--- BEGIN Source records ---

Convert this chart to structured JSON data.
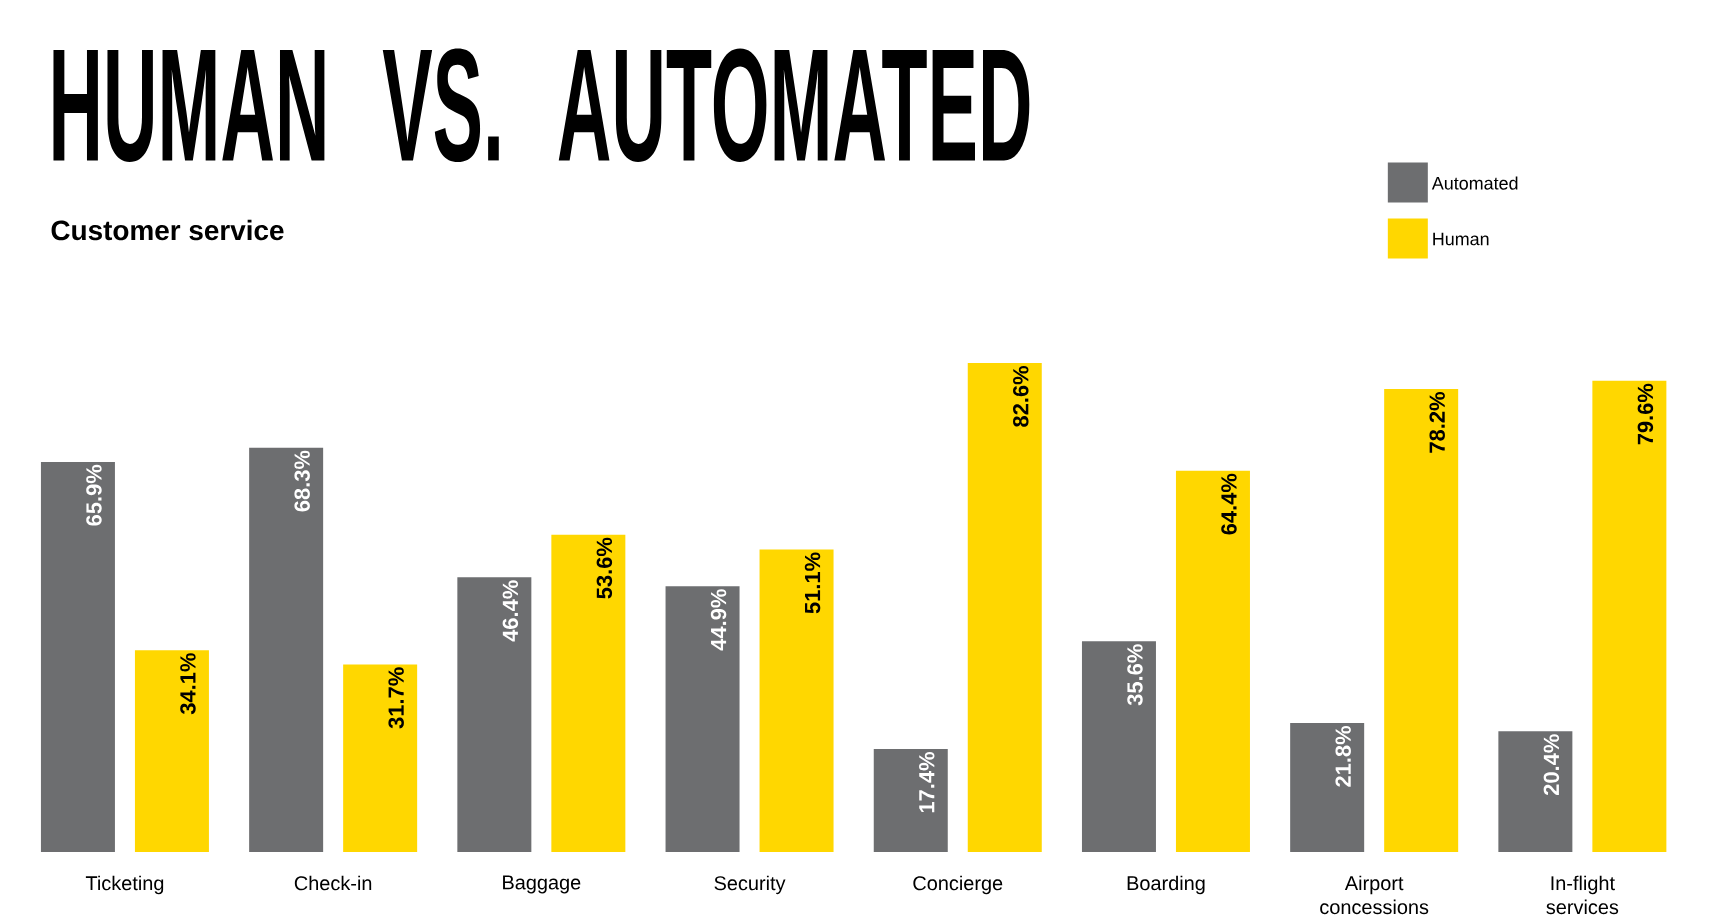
{
  "chart_data": {
    "type": "bar",
    "title": "HUMAN VS. AUTOMATED",
    "subtitle": "Customer service",
    "categories": [
      "Ticketing",
      "Check-in",
      "Baggage",
      "Security",
      "Concierge",
      "Boarding",
      "Airport concessions",
      "In-flight services"
    ],
    "series": [
      {
        "name": "Automated",
        "color": "#6d6e70",
        "values": [
          65.9,
          68.3,
          46.4,
          44.9,
          17.4,
          35.6,
          21.8,
          20.4
        ],
        "value_labels": [
          "65.9%",
          "68.3%",
          "46.4%",
          "44.9%",
          "17.4%",
          "35.6%",
          "21.8%",
          "20.4%"
        ]
      },
      {
        "name": "Human",
        "color": "#ffd700",
        "values": [
          34.1,
          31.7,
          53.6,
          51.1,
          82.6,
          64.4,
          78.2,
          79.6
        ],
        "value_labels": [
          "34.1%",
          "31.7%",
          "53.6%",
          "51.1%",
          "82.6%",
          "64.4%",
          "78.2%",
          "79.6%"
        ]
      }
    ],
    "legend": "top right"
  }
}
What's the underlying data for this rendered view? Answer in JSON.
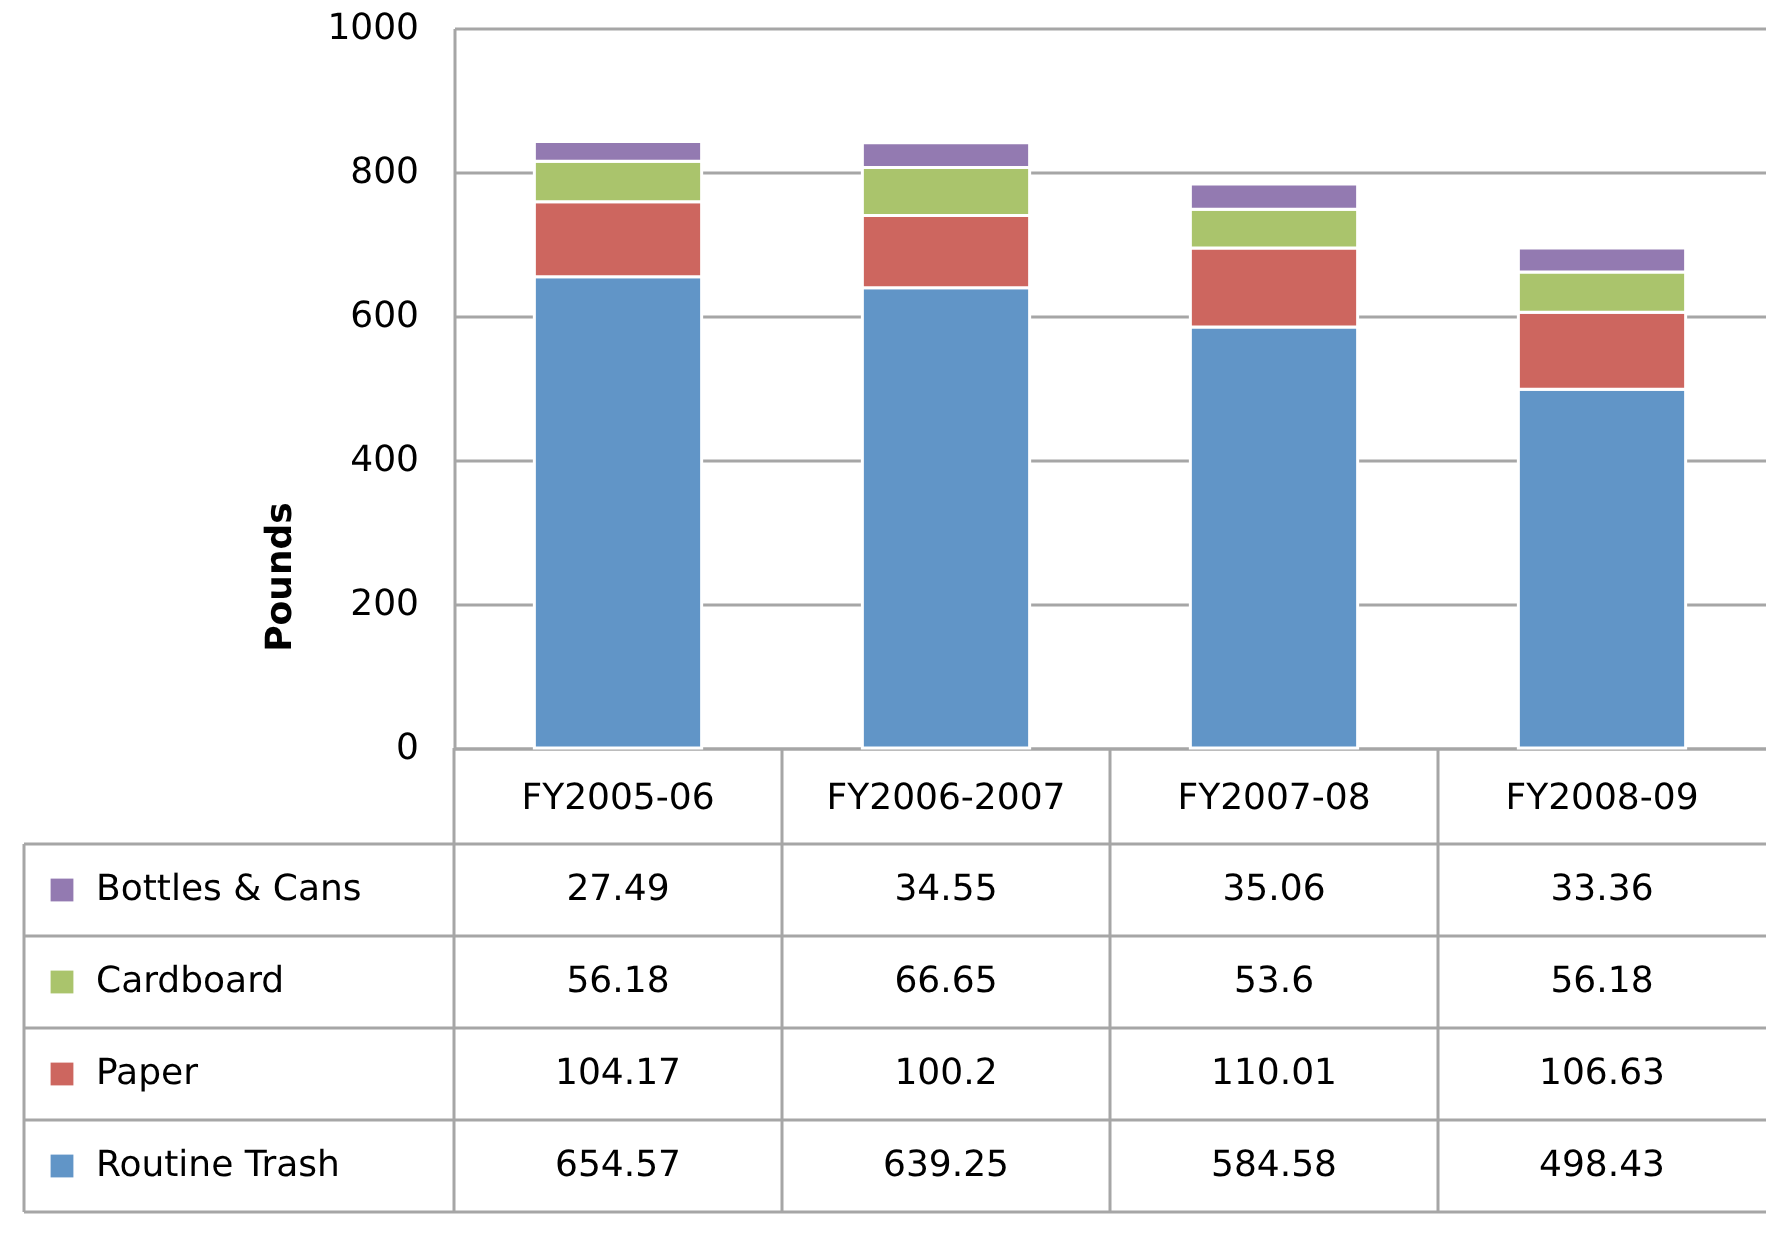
{
  "chart_data": {
    "type": "bar",
    "stacked": true,
    "ylabel": "Pounds",
    "categories": [
      "FY2005-06",
      "FY2006-2007",
      "FY2007-08",
      "FY2008-09"
    ],
    "series": [
      {
        "name": "Routine Trash",
        "color": "#6195c7",
        "values": [
          654.57,
          639.25,
          584.58,
          498.43
        ]
      },
      {
        "name": "Paper",
        "color": "#cd665f",
        "values": [
          104.17,
          100.2,
          110.01,
          106.63
        ]
      },
      {
        "name": "Cardboard",
        "color": "#aac46c",
        "values": [
          56.18,
          66.65,
          53.6,
          56.18
        ]
      },
      {
        "name": "Bottles & Cans",
        "color": "#937ab1",
        "values": [
          27.49,
          34.55,
          35.06,
          33.36
        ]
      }
    ],
    "ylim": [
      0,
      1000
    ],
    "yticks": [
      0,
      200,
      400,
      600,
      800,
      1000
    ],
    "grid": "y",
    "legend": "bottom left",
    "data_labels": true
  }
}
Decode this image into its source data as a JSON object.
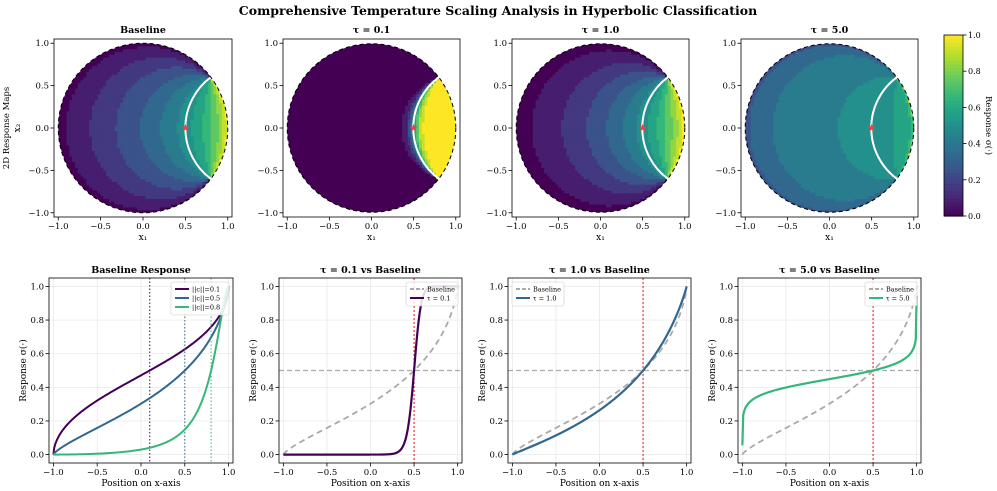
{
  "figure": {
    "suptitle": "Comprehensive Temperature Scaling Analysis in Hyperbolic Classification"
  },
  "colorbar": {
    "label": "Response σ(·)",
    "ticks": [
      "0.0",
      "0.2",
      "0.4",
      "0.6",
      "0.8",
      "1.0"
    ],
    "colormap": "viridis",
    "range": [
      0.0,
      1.0
    ]
  },
  "chart_data": [
    {
      "type": "heatmap",
      "title": "Baseline",
      "xlabel": "x₁",
      "ylabel": "x₂",
      "row_label": "2D Response Maps",
      "xlim": [
        -1.05,
        1.05
      ],
      "ylim": [
        -1.05,
        1.05
      ],
      "xticks": [
        "−1.0",
        "−0.5",
        "0.0",
        "0.5",
        "1.0"
      ],
      "yticks": [
        "−1.0",
        "−0.5",
        "0.0",
        "0.5",
        "1.0"
      ],
      "tau": null,
      "center": [
        0.5,
        0.0
      ],
      "response_range": [
        0.18,
        0.62
      ],
      "boundary": "unit disk (dashed)",
      "decision_arc": "white geodesic through center"
    },
    {
      "type": "heatmap",
      "title": "τ = 0.1",
      "xlabel": "x₁",
      "xticks": [
        "−1.0",
        "−0.5",
        "0.0",
        "0.5",
        "1.0"
      ],
      "yticks": [
        "−1.0",
        "−0.5",
        "0.0",
        "0.5",
        "1.0"
      ],
      "tau": 0.1,
      "center": [
        0.5,
        0.0
      ],
      "response_range": [
        0.0,
        1.0
      ]
    },
    {
      "type": "heatmap",
      "title": "τ = 1.0",
      "xlabel": "x₁",
      "xticks": [
        "−1.0",
        "−0.5",
        "0.0",
        "0.5",
        "1.0"
      ],
      "yticks": [
        "−1.0",
        "−0.5",
        "0.0",
        "0.5",
        "1.0"
      ],
      "tau": 1.0,
      "center": [
        0.5,
        0.0
      ],
      "response_range": [
        0.02,
        0.79
      ]
    },
    {
      "type": "heatmap",
      "title": "τ = 5.0",
      "xlabel": "x₁",
      "xticks": [
        "−1.0",
        "−0.5",
        "0.0",
        "0.5",
        "1.0"
      ],
      "yticks": [
        "−1.0",
        "−0.5",
        "0.0",
        "0.5",
        "1.0"
      ],
      "tau": 5.0,
      "center": [
        0.5,
        0.0
      ],
      "response_range": [
        0.31,
        0.56
      ]
    },
    {
      "type": "line",
      "title": "Baseline Response",
      "xlabel": "Position on x-axis",
      "ylabel": "Response σ(·)",
      "xlim": [
        -1.05,
        1.05
      ],
      "ylim": [
        -0.05,
        1.05
      ],
      "xticks": [
        "−1.0",
        "−0.5",
        "0.0",
        "0.5",
        "1.0"
      ],
      "yticks": [
        "0.0",
        "0.2",
        "0.4",
        "0.6",
        "0.8",
        "1.0"
      ],
      "legend": "top-right",
      "x": [
        -1.0,
        -0.5,
        0.0,
        0.5,
        1.0
      ],
      "series": [
        {
          "name": "||c||=0.1",
          "values": [
            0.26,
            0.37,
            0.48,
            0.6,
            0.72
          ],
          "color": "#440154",
          "vline": 0.1
        },
        {
          "name": "||c||=0.5",
          "values": [
            0.18,
            0.28,
            0.39,
            0.5,
            0.62
          ],
          "color": "#31688e",
          "vline": 0.5
        },
        {
          "name": "||c||=0.8",
          "values": [
            0.14,
            0.22,
            0.32,
            0.43,
            0.55
          ],
          "color": "#35b779",
          "vline": 0.8
        }
      ]
    },
    {
      "type": "line",
      "title": "τ = 0.1 vs Baseline",
      "xlabel": "Position on x-axis",
      "ylabel": "Response σ(·)",
      "xlim": [
        -1.05,
        1.05
      ],
      "ylim": [
        -0.05,
        1.05
      ],
      "xticks": [
        "−1.0",
        "−0.5",
        "0.0",
        "0.5",
        "1.0"
      ],
      "yticks": [
        "0.0",
        "0.2",
        "0.4",
        "0.6",
        "0.8",
        "1.0"
      ],
      "legend": "top-right",
      "hline": 0.5,
      "vline": 0.5,
      "tau": 0.1,
      "series": [
        {
          "name": "Baseline",
          "color": "#aaaaaa",
          "dashed": true
        },
        {
          "name": "τ = 0.1",
          "color": "#440154"
        }
      ]
    },
    {
      "type": "line",
      "title": "τ = 1.0 vs Baseline",
      "xlabel": "Position on x-axis",
      "ylabel": "Response σ(·)",
      "xlim": [
        -1.05,
        1.05
      ],
      "ylim": [
        -0.05,
        1.05
      ],
      "xticks": [
        "−1.0",
        "−0.5",
        "0.0",
        "0.5",
        "1.0"
      ],
      "yticks": [
        "0.0",
        "0.2",
        "0.4",
        "0.6",
        "0.8",
        "1.0"
      ],
      "legend": "top-left",
      "hline": 0.5,
      "vline": 0.5,
      "tau": 1.0,
      "series": [
        {
          "name": "Baseline",
          "color": "#aaaaaa",
          "dashed": true
        },
        {
          "name": "τ = 1.0",
          "color": "#31688e"
        }
      ]
    },
    {
      "type": "line",
      "title": "τ = 5.0 vs Baseline",
      "xlabel": "Position on x-axis",
      "ylabel": "Response σ(·)",
      "xlim": [
        -1.05,
        1.05
      ],
      "ylim": [
        -0.05,
        1.05
      ],
      "xticks": [
        "−1.0",
        "−0.5",
        "0.0",
        "0.5",
        "1.0"
      ],
      "yticks": [
        "0.0",
        "0.2",
        "0.4",
        "0.6",
        "0.8",
        "1.0"
      ],
      "legend": "top-right",
      "hline": 0.5,
      "vline": 0.5,
      "tau": 5.0,
      "series": [
        {
          "name": "Baseline",
          "color": "#aaaaaa",
          "dashed": true
        },
        {
          "name": "τ = 5.0",
          "color": "#35b779"
        }
      ]
    }
  ]
}
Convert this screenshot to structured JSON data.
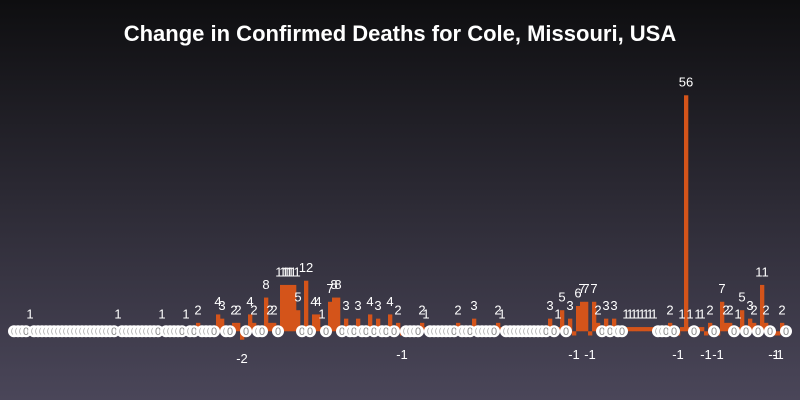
{
  "chart_data": {
    "type": "bar",
    "title": "Change in Confirmed Deaths for Cole, Missouri, USA",
    "color": "#d4541a",
    "ylim": [
      -8,
      62
    ],
    "values": [
      0,
      0,
      0,
      0,
      1,
      0,
      0,
      0,
      0,
      0,
      0,
      0,
      0,
      0,
      0,
      0,
      0,
      0,
      0,
      0,
      0,
      0,
      0,
      0,
      0,
      0,
      1,
      0,
      0,
      0,
      0,
      0,
      0,
      0,
      0,
      0,
      0,
      1,
      0,
      0,
      0,
      0,
      0,
      1,
      0,
      0,
      2,
      0,
      0,
      0,
      0,
      4,
      3,
      0,
      0,
      2,
      2,
      -2,
      0,
      4,
      2,
      0,
      0,
      8,
      2,
      2,
      0,
      11,
      11,
      11,
      11,
      5,
      0,
      12,
      0,
      4,
      4,
      1,
      0,
      7,
      8,
      8,
      0,
      3,
      0,
      0,
      3,
      0,
      0,
      4,
      0,
      3,
      0,
      0,
      4,
      0,
      2,
      -1,
      0,
      0,
      0,
      0,
      2,
      1,
      0,
      0,
      0,
      0,
      0,
      0,
      0,
      2,
      0,
      0,
      0,
      3,
      0,
      0,
      0,
      0,
      0,
      2,
      1,
      0,
      0,
      0,
      0,
      0,
      0,
      0,
      0,
      0,
      0,
      0,
      3,
      0,
      1,
      5,
      0,
      3,
      -1,
      6,
      7,
      7,
      -1,
      7,
      2,
      0,
      3,
      0,
      3,
      0,
      0,
      1,
      1,
      1,
      1,
      1,
      1,
      1,
      1,
      0,
      0,
      0,
      2,
      0,
      -1,
      1,
      56,
      1,
      0,
      1,
      1,
      -1,
      2,
      0,
      -1,
      7,
      2,
      2,
      0,
      1,
      5,
      0,
      3,
      2,
      0,
      11,
      2,
      0,
      -1,
      -1,
      2,
      0
    ]
  }
}
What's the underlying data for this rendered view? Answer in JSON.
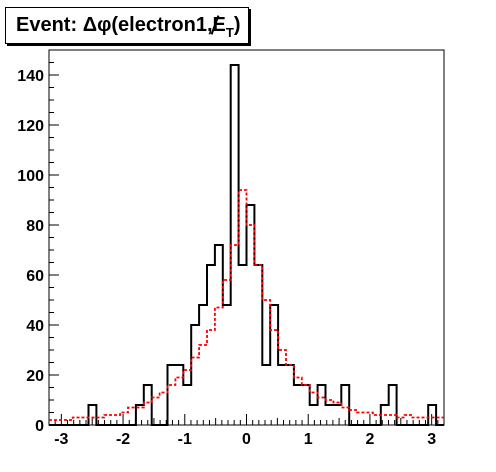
{
  "chart_data": {
    "type": "histogram",
    "title": {
      "prefix": "Event: ",
      "main": "Δφ(electron1,",
      "met_symbol": "E",
      "subscript": "T",
      "suffix": ")"
    },
    "xlim": [
      -3.2,
      3.2
    ],
    "ylim": [
      0,
      150
    ],
    "xticks": [
      "-3",
      "-2",
      "-1",
      "0",
      "1",
      "2",
      "3"
    ],
    "yticks": [
      "0",
      "20",
      "40",
      "60",
      "80",
      "100",
      "120",
      "140"
    ],
    "bin_edges": [
      -3.2,
      -3.072,
      -2.944,
      -2.816,
      -2.688,
      -2.56,
      -2.432,
      -2.304,
      -2.176,
      -2.048,
      -1.92,
      -1.792,
      -1.664,
      -1.536,
      -1.408,
      -1.28,
      -1.152,
      -1.024,
      -0.896,
      -0.768,
      -0.64,
      -0.512,
      -0.384,
      -0.256,
      -0.128,
      0.0,
      0.128,
      0.256,
      0.384,
      0.512,
      0.64,
      0.768,
      0.896,
      1.024,
      1.152,
      1.28,
      1.408,
      1.536,
      1.664,
      1.792,
      1.92,
      2.048,
      2.176,
      2.304,
      2.432,
      2.56,
      2.688,
      2.816,
      2.944,
      3.072,
      3.2
    ],
    "series": [
      {
        "style": "solid-black",
        "color": "#000000",
        "values": [
          0,
          0,
          0,
          0,
          0,
          8,
          0,
          0,
          0,
          0,
          0,
          8,
          16,
          0,
          0,
          24,
          24,
          16,
          40,
          48,
          64,
          72,
          48,
          144,
          64,
          88,
          64,
          24,
          48,
          24,
          24,
          16,
          16,
          8,
          16,
          8,
          8,
          16,
          0,
          0,
          0,
          0,
          8,
          16,
          0,
          0,
          0,
          0,
          8,
          0
        ]
      },
      {
        "style": "dashed-red",
        "color": "#ff0000",
        "values": [
          2,
          2,
          2,
          3,
          3,
          3,
          3,
          4,
          4,
          5,
          7,
          7,
          9,
          11,
          13,
          16,
          19,
          22,
          27,
          32,
          38,
          47,
          58,
          72,
          94,
          80,
          64,
          50,
          38,
          30,
          24,
          19,
          16,
          13,
          11,
          10,
          9,
          7,
          6,
          5,
          5,
          4,
          4,
          4,
          3,
          4,
          3,
          3,
          3,
          3
        ]
      }
    ]
  }
}
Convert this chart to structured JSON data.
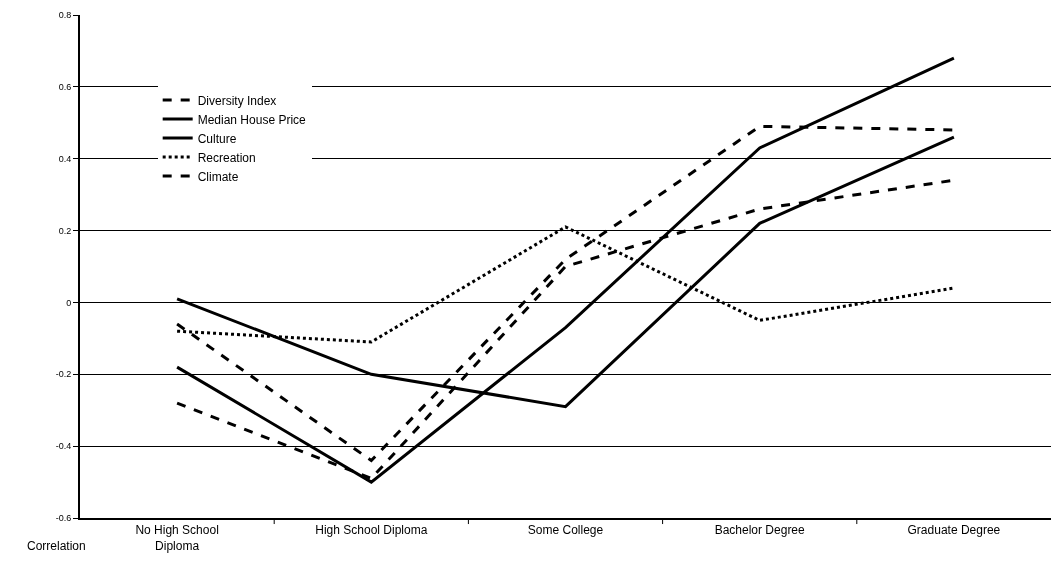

--- END Source records ---

--- Directive ---
Which lines contain "Baseline"? Copy each of them.

--- The answer ---
      "title": "Baseline",
      "title": "Baseline Response",
      "title": "τ = 0.1 vs Baseline",
          "name": "Baseline",
      "title": "τ = 1.0 vs Baseline",
          "name": "Baseline",
      "title": "τ = 5.0 vs Baseline",
          "name": "Baseline",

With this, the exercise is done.